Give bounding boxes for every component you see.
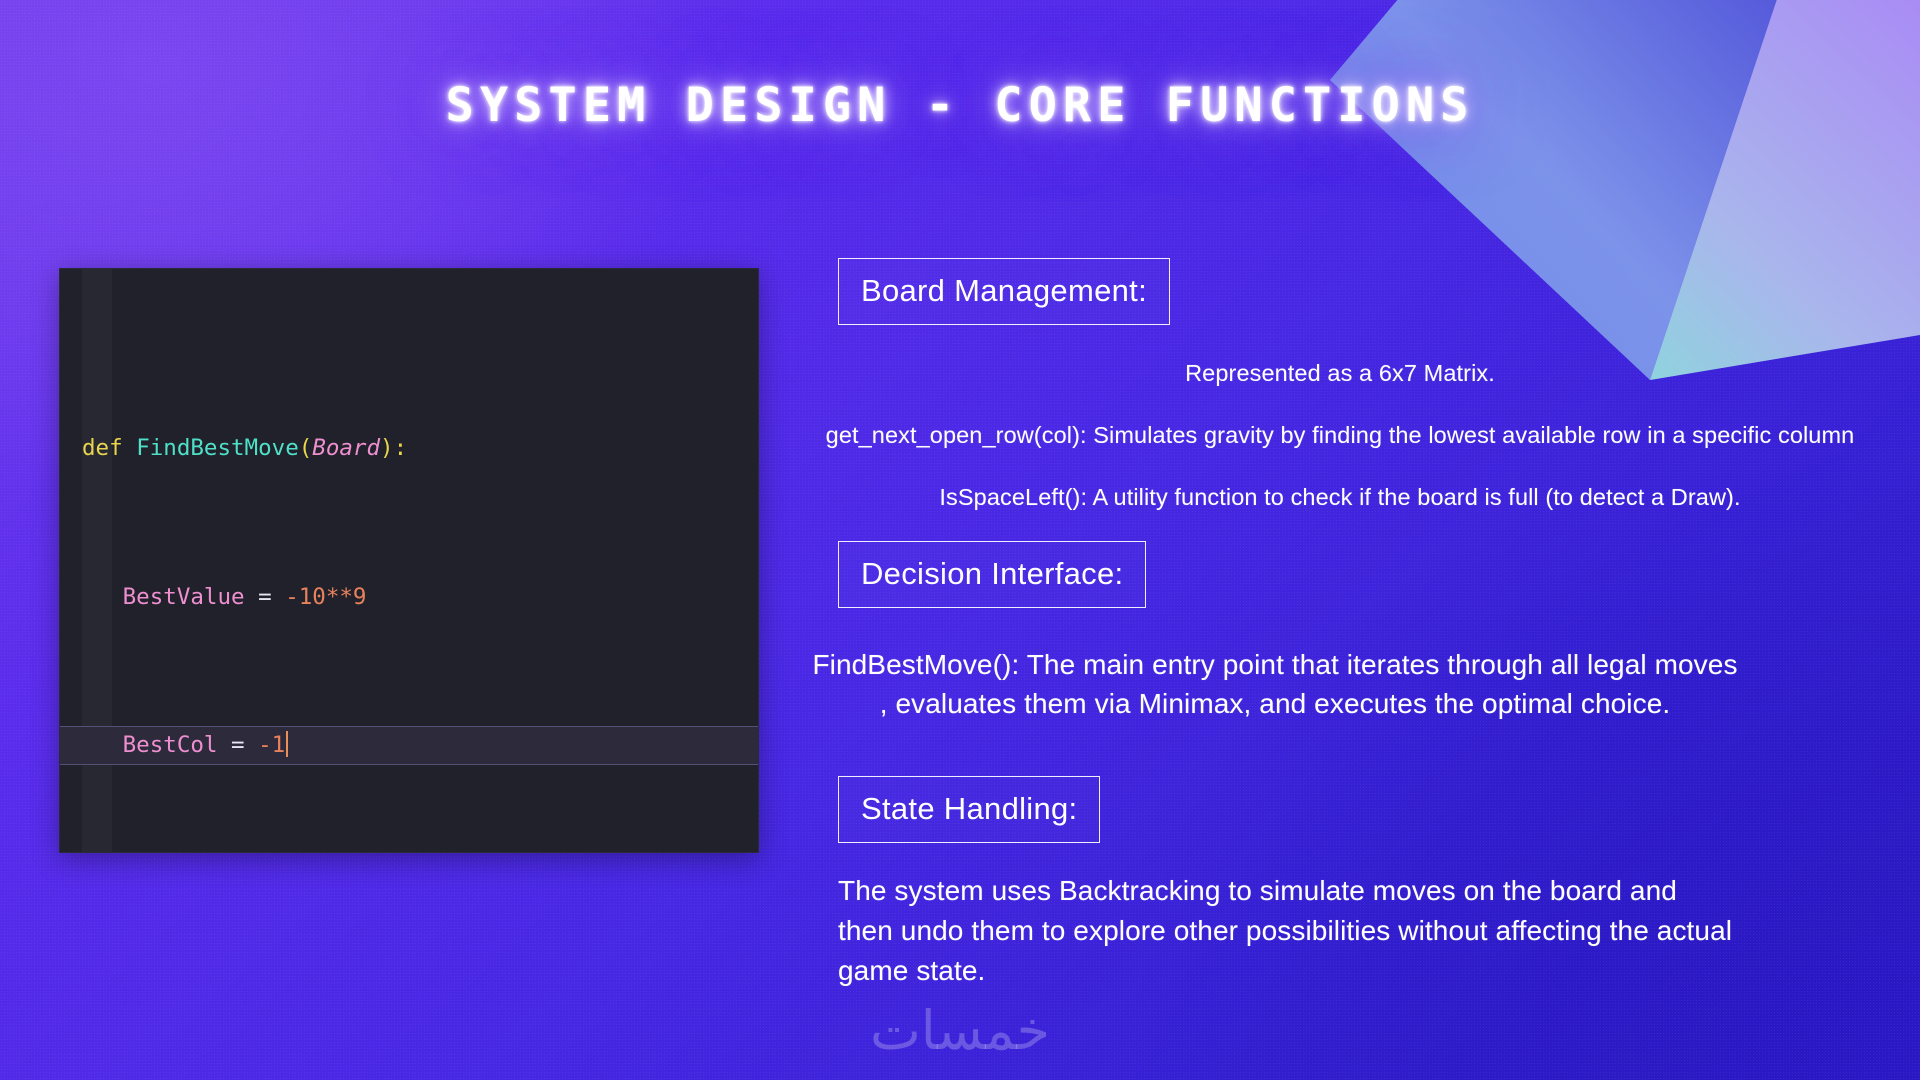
state-handling-text: The system uses Backtracking to simulate…	[838, 871, 1738, 990]
board-management-line-3: IsSpaceLeft(): A utility function to che…	[760, 482, 1920, 513]
watermark: خمسات	[0, 999, 1920, 1062]
board-management-heading: Board Management:	[838, 258, 1170, 325]
board-management-line-2: get_next_open_row(col): Simulates gravit…	[640, 420, 1920, 451]
decision-interface-heading: Decision Interface:	[838, 541, 1146, 608]
decision-interface-text: FindBestMove(): The main entry point tha…	[630, 645, 1920, 723]
text-caret	[286, 731, 288, 757]
content-column: Board Management: Represented as a 6x7 M…	[760, 0, 1920, 1080]
board-management-heading-wrap: Board Management:	[838, 258, 1170, 325]
decision-interface-heading-wrap: Decision Interface:	[838, 541, 1146, 608]
code-snippet-panel: def FindBestMove(Board): BestValue = -10…	[59, 268, 759, 853]
state-handling-heading: State Handling:	[838, 776, 1100, 843]
code-line: BestValue = -10**9	[60, 579, 758, 616]
board-management-line-1: Represented as a 6x7 Matrix.	[760, 358, 1920, 389]
code-line-highlighted: BestCol = -1	[60, 727, 758, 764]
decision-interface-text-line-1: FindBestMove(): The main entry point tha…	[630, 645, 1920, 684]
code-surface: def FindBestMove(Board): BestValue = -10…	[60, 269, 758, 853]
state-handling-heading-wrap: State Handling:	[838, 776, 1100, 843]
indent-guide	[82, 269, 112, 853]
decision-interface-text-line-2: , evaluates them via Minimax, and execut…	[630, 684, 1920, 723]
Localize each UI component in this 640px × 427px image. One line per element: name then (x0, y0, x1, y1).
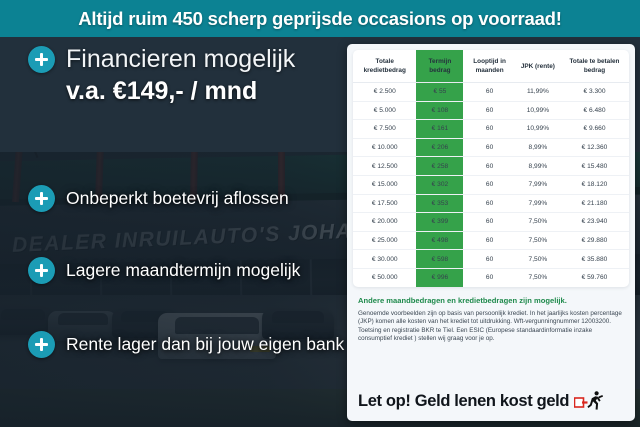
cell-termijnbedrag: € 108 (416, 101, 463, 120)
table-row: € 50.000 € 996 60 7,50% € 59.760 (353, 268, 629, 286)
cell-termijnbedrag: € 258 (416, 157, 463, 176)
cell-totaal: € 18.120 (560, 175, 629, 194)
column-header-looptijd: Looptijd in maanden (463, 50, 515, 83)
table-row: € 25.000 € 498 60 7,50% € 29.880 (353, 231, 629, 250)
table-row: € 17.500 € 353 60 7,99% € 21.180 (353, 194, 629, 213)
cell-jpk: 8,99% (516, 138, 560, 157)
cell-looptijd: 60 (463, 194, 515, 213)
feature-label: Onbeperkt boetevrij aflossen (66, 188, 289, 209)
cell-termijnbedrag: € 161 (416, 120, 463, 139)
afm-running-man-icon (574, 390, 604, 412)
plus-circle-icon (28, 257, 55, 284)
cell-kredietbedrag: € 10.000 (353, 138, 416, 157)
cell-kredietbedrag: € 5.000 (353, 101, 416, 120)
cell-jpk: 7,99% (516, 175, 560, 194)
cell-termijnbedrag: € 55 (416, 83, 463, 102)
cell-looptijd: 60 (463, 268, 515, 286)
plus-circle-icon (28, 46, 55, 73)
disclaimer-title: Andere maandbedragen en kredietbedragen … (358, 296, 624, 306)
cell-termijnbedrag: € 353 (416, 194, 463, 213)
cell-termijnbedrag: € 598 (416, 250, 463, 269)
cell-kredietbedrag: € 25.000 (353, 231, 416, 250)
cell-totaal: € 21.180 (560, 194, 629, 213)
cell-jpk: 7,50% (516, 231, 560, 250)
cell-looptijd: 60 (463, 157, 515, 176)
cell-kredietbedrag: € 17.500 (353, 194, 416, 213)
top-banner: Altijd ruim 450 scherp geprijsde occasio… (0, 0, 640, 37)
cell-jpk: 7,99% (516, 194, 560, 213)
credit-warning: Let op! Geld lenen kost geld (347, 390, 635, 421)
cell-totaal: € 12.360 (560, 138, 629, 157)
cell-looptijd: 60 (463, 138, 515, 157)
cell-totaal: € 9.660 (560, 120, 629, 139)
cell-looptijd: 60 (463, 101, 515, 120)
cell-jpk: 11,99% (516, 83, 560, 102)
column-header-termijnbedrag: Termijn bedrag (416, 50, 463, 83)
feature-item-lagere-rente: Rente lager dan bij jouw eigen bank (28, 331, 344, 358)
cell-termijnbedrag: € 206 (416, 138, 463, 157)
plus-circle-icon (28, 331, 55, 358)
table-row: € 7.500 € 161 60 10,99% € 9.660 (353, 120, 629, 139)
cell-totaal: € 59.760 (560, 268, 629, 286)
feature-label: Rente lager dan bij jouw eigen bank (66, 334, 344, 355)
cell-looptijd: 60 (463, 120, 515, 139)
cell-looptijd: 60 (463, 175, 515, 194)
cell-kredietbedrag: € 15.000 (353, 175, 416, 194)
warning-text: Let op! Geld lenen kost geld (358, 392, 569, 411)
features-column: Financieren mogelijk v.a. €149,- / mnd O… (0, 37, 348, 427)
table-row: € 10.000 € 206 60 8,99% € 12.360 (353, 138, 629, 157)
cell-termijnbedrag: € 302 (416, 175, 463, 194)
table-row: € 2.500 € 55 60 11,99% € 3.300 (353, 83, 629, 102)
column-header-totale-bedrag: Totale te betalen bedrag (560, 50, 629, 83)
plus-circle-icon (28, 185, 55, 212)
advertisement-banner: DEALER INRUILAUTO'S JOHAN MEURE ALTIJD 4… (0, 0, 640, 427)
column-header-kredietbedrag: Totale kredietbedrag (353, 50, 416, 83)
table-row: € 12.500 € 258 60 8,99% € 15.480 (353, 157, 629, 176)
cell-totaal: € 29.880 (560, 231, 629, 250)
cell-kredietbedrag: € 20.000 (353, 213, 416, 232)
headline-row: Financieren mogelijk (28, 44, 344, 74)
cell-kredietbedrag: € 12.500 (353, 157, 416, 176)
cell-jpk: 7,50% (516, 213, 560, 232)
column-header-jpk: JPK (rente) (516, 50, 560, 83)
cell-kredietbedrag: € 2.500 (353, 83, 416, 102)
feature-item-boetevrij-aflossen: Onbeperkt boetevrij aflossen (28, 185, 289, 212)
table-row: € 5.000 € 108 60 10,99% € 6.480 (353, 101, 629, 120)
cell-kredietbedrag: € 7.500 (353, 120, 416, 139)
cell-kredietbedrag: € 50.000 (353, 268, 416, 286)
disclaimer-section: Andere maandbedragen en kredietbedragen … (347, 287, 635, 344)
table-row: € 30.000 € 598 60 7,50% € 35.880 (353, 250, 629, 269)
table-header-row: Totale kredietbedrag Termijn bedrag Loop… (353, 50, 629, 83)
cell-looptijd: 60 (463, 231, 515, 250)
headline-line-2: v.a. €149,- / mnd (66, 76, 344, 106)
headline-line-1: Financieren mogelijk (66, 44, 295, 74)
cell-termijnbedrag: € 498 (416, 231, 463, 250)
cell-looptijd: 60 (463, 83, 515, 102)
cell-totaal: € 15.480 (560, 157, 629, 176)
table-row: € 15.000 € 302 60 7,99% € 18.120 (353, 175, 629, 194)
cell-totaal: € 3.300 (560, 83, 629, 102)
rates-table-body: € 2.500 € 55 60 11,99% € 3.300 € 5.000 €… (353, 83, 629, 287)
cell-kredietbedrag: € 30.000 (353, 250, 416, 269)
rates-table-container: Totale kredietbedrag Termijn bedrag Loop… (353, 50, 629, 287)
cell-jpk: 10,99% (516, 101, 560, 120)
rates-table: Totale kredietbedrag Termijn bedrag Loop… (353, 50, 629, 287)
cell-termijnbedrag: € 996 (416, 268, 463, 286)
rates-card: Totale kredietbedrag Termijn bedrag Loop… (347, 44, 635, 421)
cell-totaal: € 23.940 (560, 213, 629, 232)
feature-item-lagere-maandtermijn: Lagere maandtermijn mogelijk (28, 257, 300, 284)
cell-jpk: 8,99% (516, 157, 560, 176)
disclaimer-body: Genoemde voorbeelden zijn op basis van p… (358, 310, 624, 344)
cell-termijnbedrag: € 399 (416, 213, 463, 232)
cell-jpk: 7,50% (516, 268, 560, 286)
cell-totaal: € 6.480 (560, 101, 629, 120)
cell-jpk: 10,99% (516, 120, 560, 139)
cell-totaal: € 35.880 (560, 250, 629, 269)
cell-looptijd: 60 (463, 250, 515, 269)
table-row: € 20.000 € 399 60 7,50% € 23.940 (353, 213, 629, 232)
cell-jpk: 7,50% (516, 250, 560, 269)
feature-label: Lagere maandtermijn mogelijk (66, 260, 300, 281)
headline-block: Financieren mogelijk v.a. €149,- / mnd (28, 44, 344, 106)
banner-headline: Altijd ruim 450 scherp geprijsde occasio… (78, 8, 562, 30)
cell-looptijd: 60 (463, 213, 515, 232)
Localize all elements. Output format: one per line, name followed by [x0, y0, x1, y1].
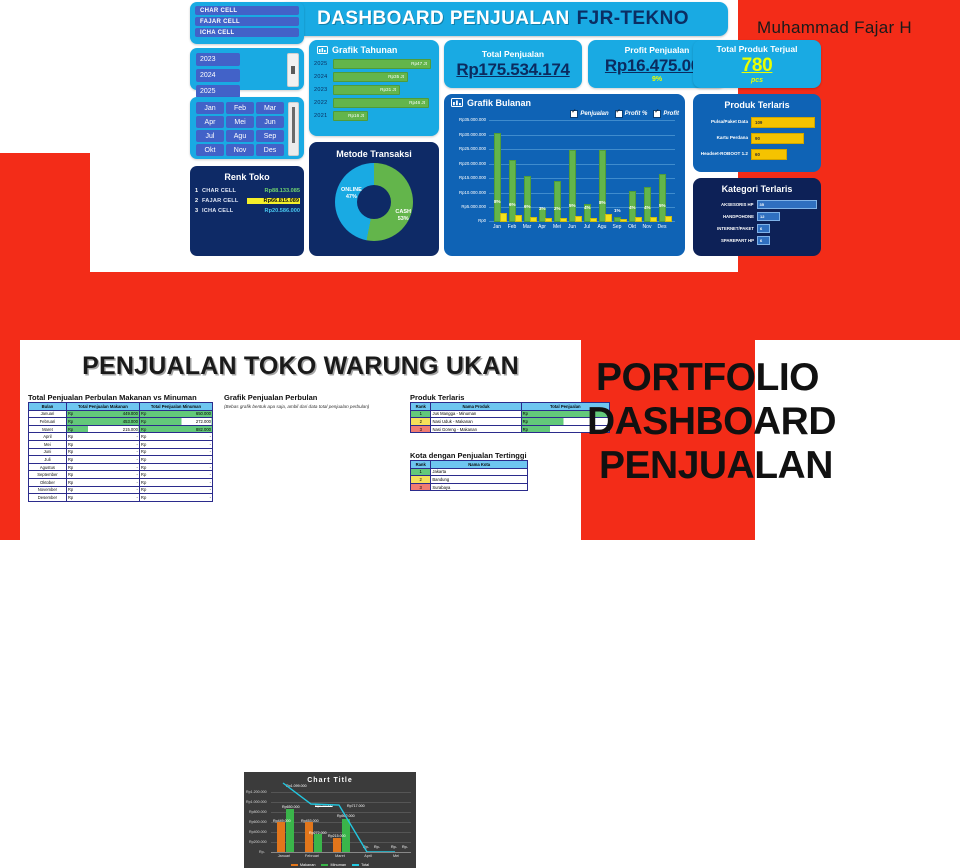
##############################
EXERCISE INSTRUCTIONS = Which lines of the records above contain the string "scherp"? Pull out each of those lines and copy it in full.

RESULT OF THE TASK =
top-banner: Altijd ruim 450 scherp geprijsde occasio… (0, 0, 640, 37)
banner-headline: Altijd ruim 450 scherp geprijsde occasio… (78, 8, 562, 30)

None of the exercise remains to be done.